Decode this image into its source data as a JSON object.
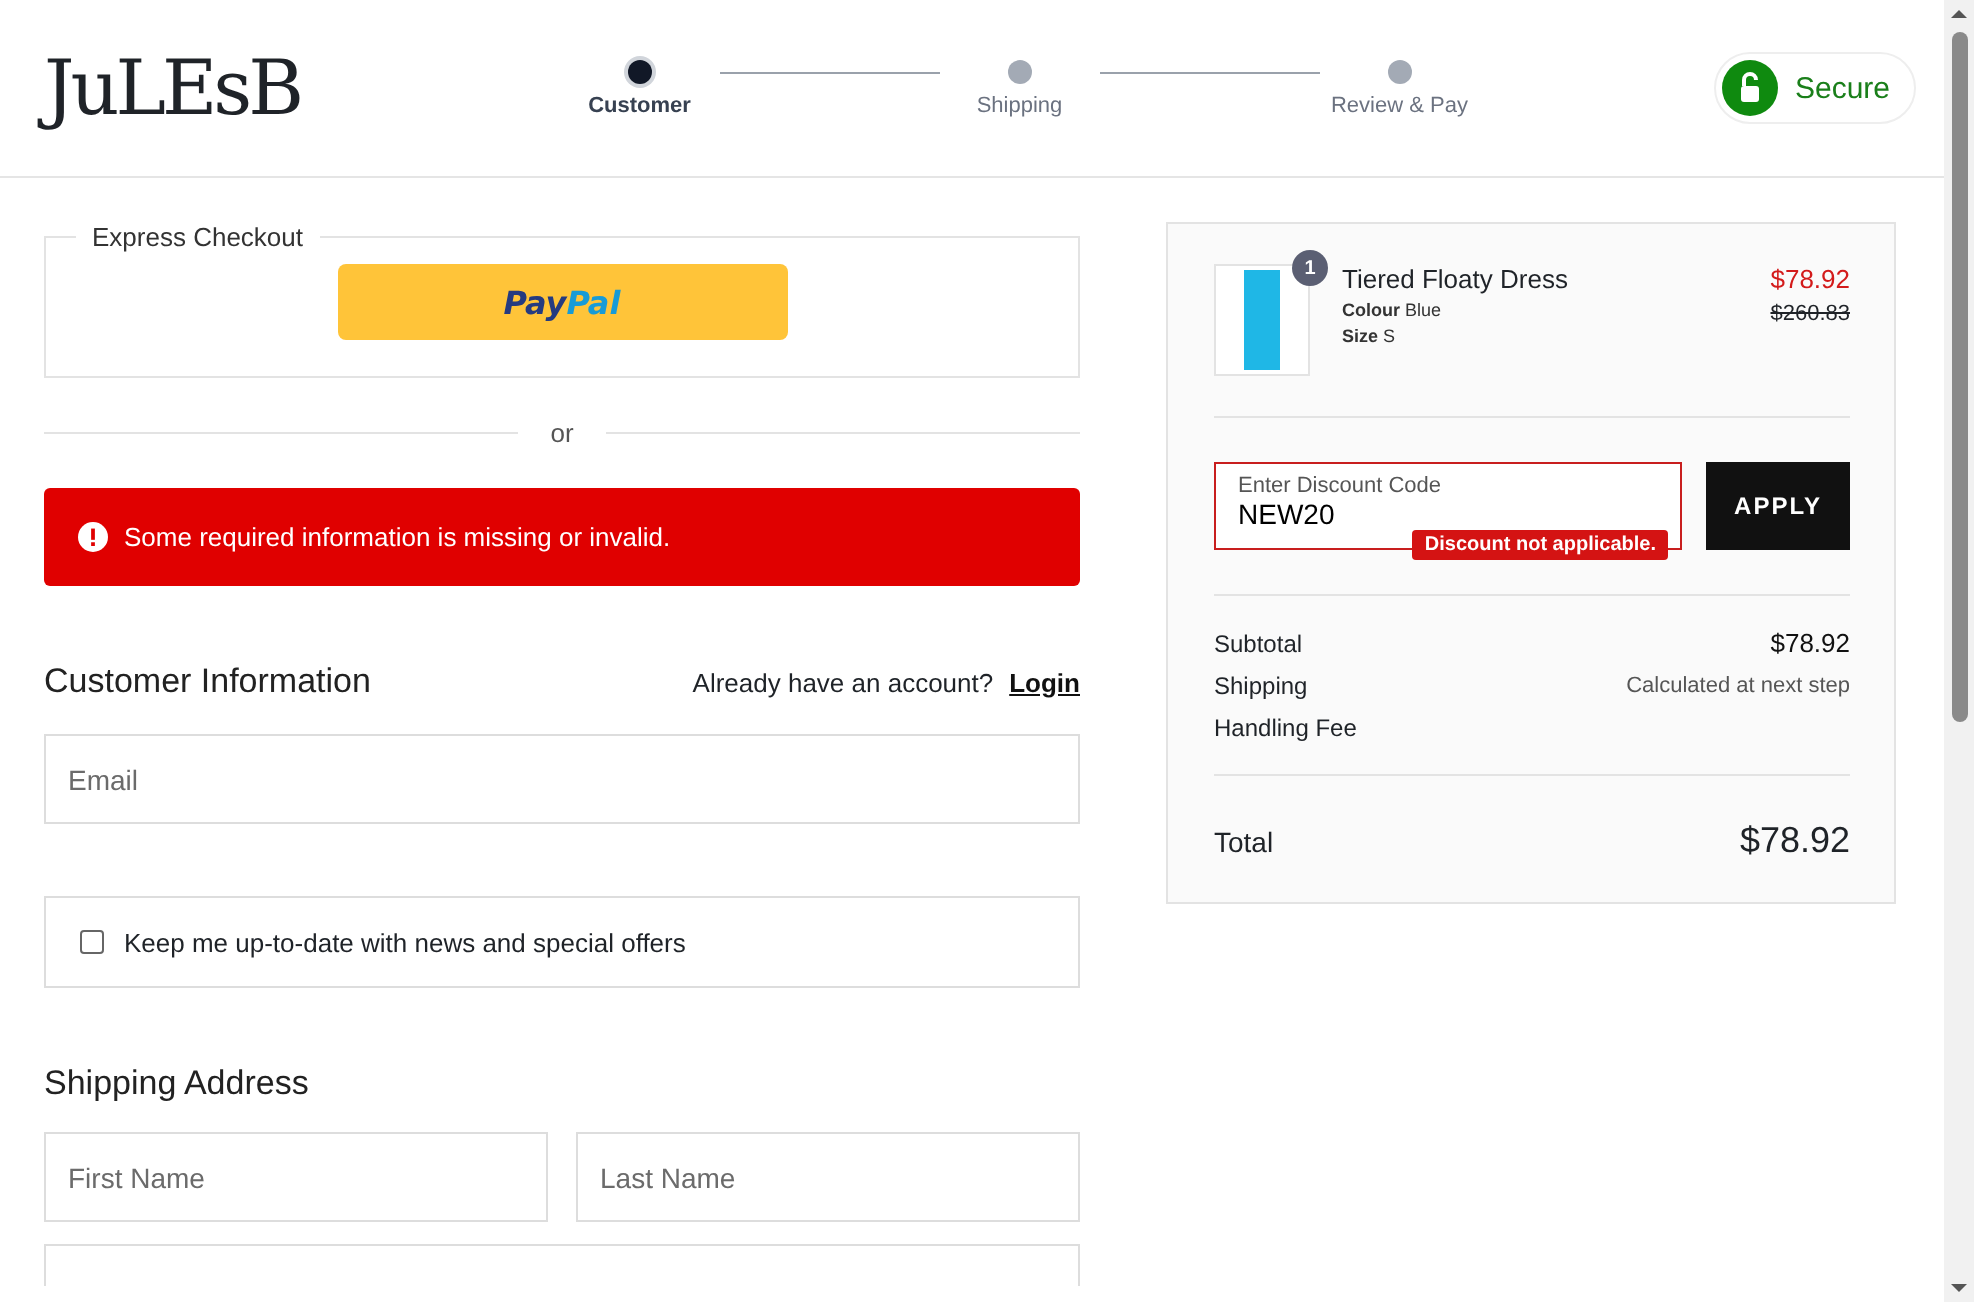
{
  "header": {
    "logo": "JuLEsB",
    "steps": [
      {
        "label": "Customer",
        "selected": true
      },
      {
        "label": "Shipping",
        "selected": false
      },
      {
        "label": "Review & Pay",
        "selected": false
      }
    ],
    "secure": "Secure"
  },
  "express": {
    "legend": "Express Checkout",
    "paypal": [
      "Pay",
      "Pal"
    ]
  },
  "divider": "or",
  "error": "Some required information is missing or invalid.",
  "customer": {
    "title": "Customer Information",
    "account_prompt": "Already have an account?",
    "login": "Login",
    "email_placeholder": "Email",
    "newsletter": {
      "label": "Keep me up-to-date with news and special offers",
      "checked": false
    }
  },
  "shipping": {
    "title": "Shipping Address",
    "fields": [
      {
        "placeholder": "First Name"
      },
      {
        "placeholder": "Last Name"
      }
    ]
  },
  "summary": {
    "item": {
      "name": "Tiered Floaty Dress",
      "quantity": "1",
      "colour_label": "Colour",
      "colour": "Blue",
      "size_label": "Size",
      "size": "S",
      "price": "$78.92",
      "old_price": "$260.83"
    },
    "discount": {
      "label": "Enter Discount Code",
      "value": "NEW20",
      "error": "Discount not applicable.",
      "button": "APPLY"
    },
    "lines": [
      {
        "label": "Subtotal",
        "value": "$78.92",
        "kind": "amount"
      },
      {
        "label": "Shipping",
        "value": "Calculated at next step",
        "kind": "note"
      },
      {
        "label": "Handling Fee",
        "kind": "amount"
      }
    ],
    "total": {
      "label": "Total",
      "value": "$78.92"
    }
  }
}
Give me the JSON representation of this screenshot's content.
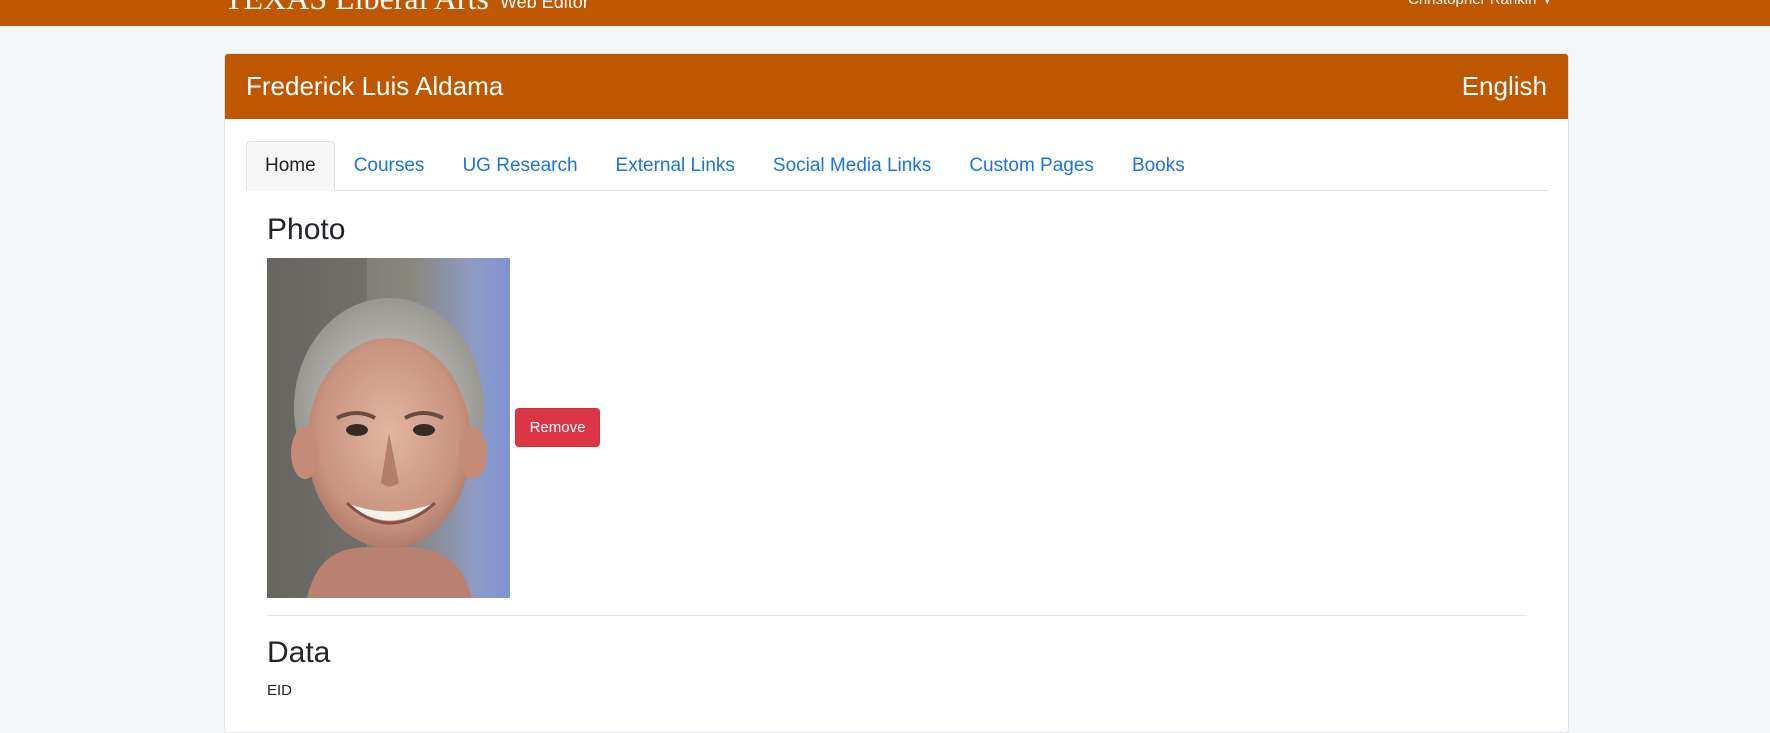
{
  "navbar": {
    "brand": "TEXAS Liberal Arts",
    "subtitle": "Web Editor",
    "user": "Christopher Rankin",
    "brand_color": "#bf5700"
  },
  "profile": {
    "name": "Frederick Luis Aldama",
    "department": "English"
  },
  "tabs": [
    {
      "label": "Home",
      "active": true
    },
    {
      "label": "Courses",
      "active": false
    },
    {
      "label": "UG Research",
      "active": false
    },
    {
      "label": "External Links",
      "active": false
    },
    {
      "label": "Social Media Links",
      "active": false
    },
    {
      "label": "Custom Pages",
      "active": false
    },
    {
      "label": "Books",
      "active": false
    }
  ],
  "photo_section": {
    "title": "Photo",
    "remove_label": "Remove"
  },
  "data_section": {
    "title": "Data",
    "eid_label": "EID"
  },
  "colors": {
    "accent": "#bf5700",
    "link": "#1a73e8",
    "danger": "#dc3545"
  }
}
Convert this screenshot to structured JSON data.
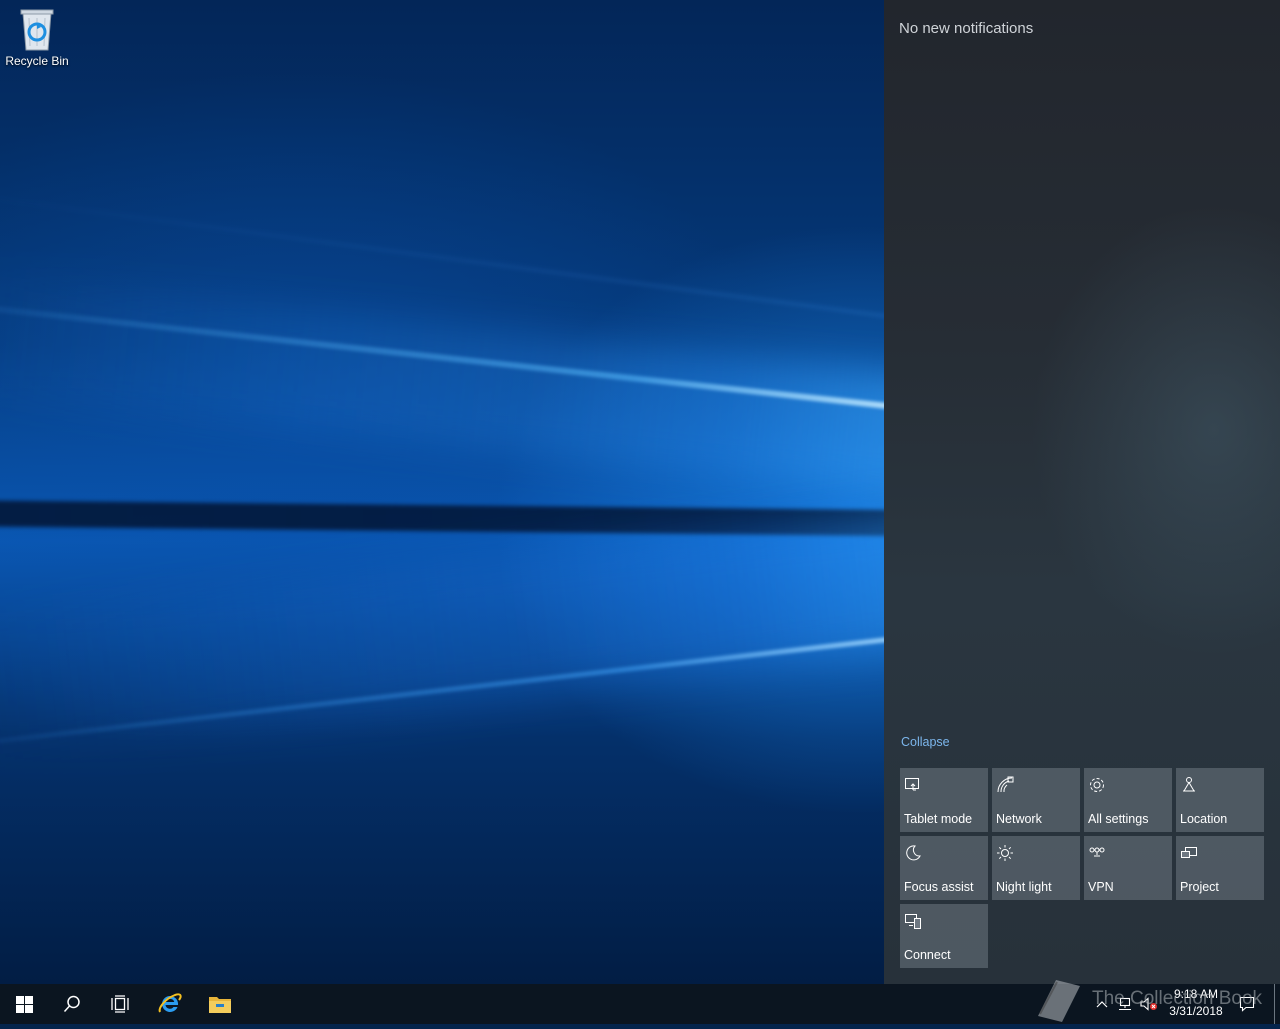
{
  "desktop": {
    "icons": [
      {
        "label": "Recycle Bin",
        "icon": "recycle-bin-icon"
      }
    ]
  },
  "action_center": {
    "heading": "No new notifications",
    "collapse_label": "Collapse",
    "quick_actions": [
      {
        "label": "Tablet mode",
        "icon": "tablet-mode-icon"
      },
      {
        "label": "Network",
        "icon": "network-icon"
      },
      {
        "label": "All settings",
        "icon": "gear-icon"
      },
      {
        "label": "Location",
        "icon": "location-icon"
      },
      {
        "label": "Focus assist",
        "icon": "moon-icon"
      },
      {
        "label": "Night light",
        "icon": "sun-icon"
      },
      {
        "label": "VPN",
        "icon": "vpn-icon"
      },
      {
        "label": "Project",
        "icon": "project-icon"
      },
      {
        "label": "Connect",
        "icon": "connect-icon"
      }
    ]
  },
  "taskbar": {
    "items": [
      {
        "icon": "windows-start-icon"
      },
      {
        "icon": "search-icon"
      },
      {
        "icon": "task-view-icon"
      },
      {
        "icon": "internet-explorer-icon"
      },
      {
        "icon": "file-explorer-icon"
      }
    ],
    "tray": {
      "time": "9:18 AM",
      "date": "3/31/2018",
      "icons": [
        "chevron-up-icon",
        "network-tray-icon",
        "volume-muted-icon",
        "action-center-icon"
      ]
    },
    "watermark": "The Collection Book"
  },
  "colors": {
    "accent_link": "#7cb6ec",
    "taskbar": "#0b1520",
    "tile": "#6e7882"
  }
}
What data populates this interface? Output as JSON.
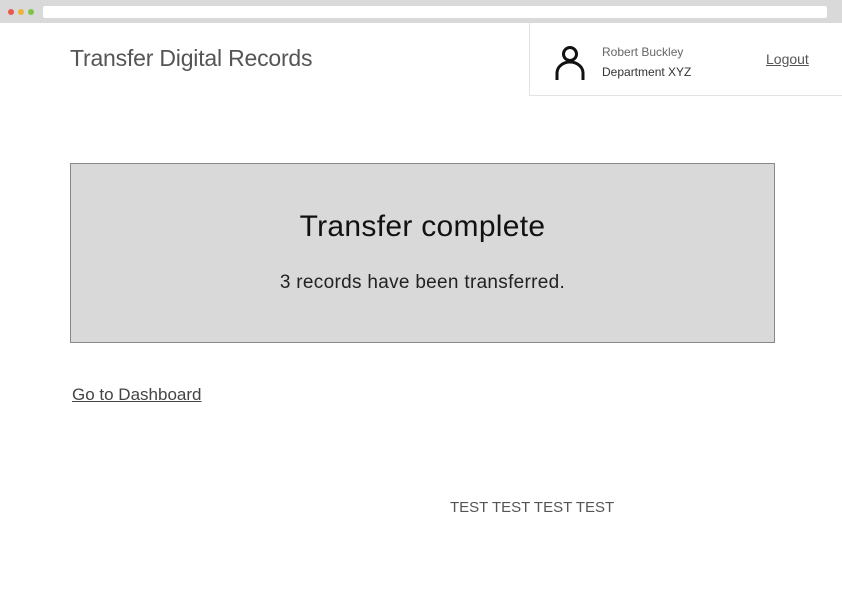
{
  "header": {
    "title": "Transfer Digital Records"
  },
  "user": {
    "name": "Robert Buckley",
    "department": "Department XYZ",
    "icon": "user-icon",
    "logout_label": "Logout"
  },
  "confirmation": {
    "heading": "Transfer complete",
    "message": "3 records have been transferred."
  },
  "links": {
    "dashboard_label": "Go to Dashboard"
  },
  "footer": {
    "test_text": "TEST TEST TEST TEST"
  },
  "colors": {
    "panel_background": "#d9d9d9",
    "panel_border": "#888888",
    "browser_chrome": "#d9d9d9"
  }
}
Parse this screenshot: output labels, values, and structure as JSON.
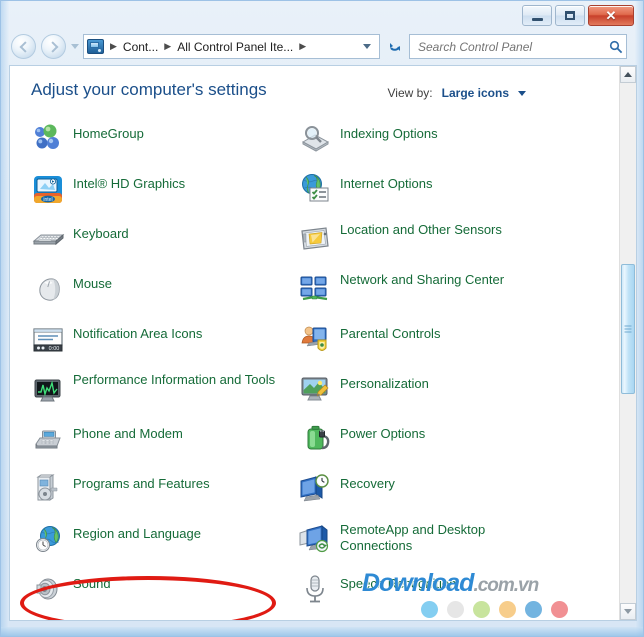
{
  "window": {
    "buttons": {
      "minimize": "Minimize",
      "maximize": "Maximize",
      "close": "✕"
    }
  },
  "navbar": {
    "back": "Back",
    "forward": "Forward",
    "history_label": "Recent pages",
    "breadcrumb": [
      {
        "label": "Cont...",
        "icon": "control-panel-icon"
      },
      {
        "label": "All Control Panel Ite..."
      }
    ],
    "separator": "▶",
    "refresh_label": "Refresh",
    "search": {
      "placeholder": "Search Control Panel",
      "value": "",
      "icon": "search-icon"
    }
  },
  "header": {
    "title": "Adjust your computer's settings",
    "view_by_label": "View by:",
    "view_by_value": "Large icons"
  },
  "items": {
    "left": [
      {
        "label": "HomeGroup",
        "icon": "homegroup-icon",
        "lines": 1
      },
      {
        "label": "Intel® HD Graphics",
        "icon": "intel-graphics-icon",
        "lines": 1
      },
      {
        "label": "Keyboard",
        "icon": "keyboard-icon",
        "lines": 1
      },
      {
        "label": "Mouse",
        "icon": "mouse-icon",
        "lines": 1
      },
      {
        "label": "Notification Area Icons",
        "icon": "notification-area-icon",
        "lines": 1
      },
      {
        "label": "Performance Information and Tools",
        "icon": "performance-icon",
        "lines": 2
      },
      {
        "label": "Phone and Modem",
        "icon": "phone-modem-icon",
        "lines": 1
      },
      {
        "label": "Programs and Features",
        "icon": "programs-features-icon",
        "lines": 1
      },
      {
        "label": "Region and Language",
        "icon": "region-language-icon",
        "lines": 1
      },
      {
        "label": "Sound",
        "icon": "sound-icon",
        "lines": 1
      }
    ],
    "right": [
      {
        "label": "Indexing Options",
        "icon": "indexing-options-icon",
        "lines": 1
      },
      {
        "label": "Internet Options",
        "icon": "internet-options-icon",
        "lines": 1
      },
      {
        "label": "Location and Other Sensors",
        "icon": "location-sensors-icon",
        "lines": 2
      },
      {
        "label": "Network and Sharing Center",
        "icon": "network-sharing-icon",
        "lines": 2
      },
      {
        "label": "Parental Controls",
        "icon": "parental-controls-icon",
        "lines": 1
      },
      {
        "label": "Personalization",
        "icon": "personalization-icon",
        "lines": 1
      },
      {
        "label": "Power Options",
        "icon": "power-options-icon",
        "lines": 1
      },
      {
        "label": "Recovery",
        "icon": "recovery-icon",
        "lines": 1
      },
      {
        "label": "RemoteApp and Desktop Connections",
        "icon": "remoteapp-icon",
        "lines": 2
      },
      {
        "label": "Speech Recognition",
        "icon": "speech-recognition-icon",
        "lines": 1
      }
    ]
  },
  "annotation": {
    "target": "Region and Language",
    "color": "#e01b13",
    "shape": "ellipse"
  },
  "watermark": {
    "main": "Download",
    "sub": ".com.vn",
    "main_color": "#2e8ad4",
    "sub_color": "#9aa2a8",
    "dots": [
      "#6ec6ef",
      "#e2e2e2",
      "#bedf8c",
      "#f6c477",
      "#5ba7da",
      "#ef7d80"
    ]
  },
  "colors": {
    "item_label": "#156b38",
    "title": "#1b4f8a",
    "accent": "#1f6cb0"
  }
}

● WRITTEN REQUEST
Locate the word "explorer" in the data above. Copy every line carrying it.

● TASK OUTPUT
        "icon": "internet-explorer-icon"
        "icon": "file-explorer-icon"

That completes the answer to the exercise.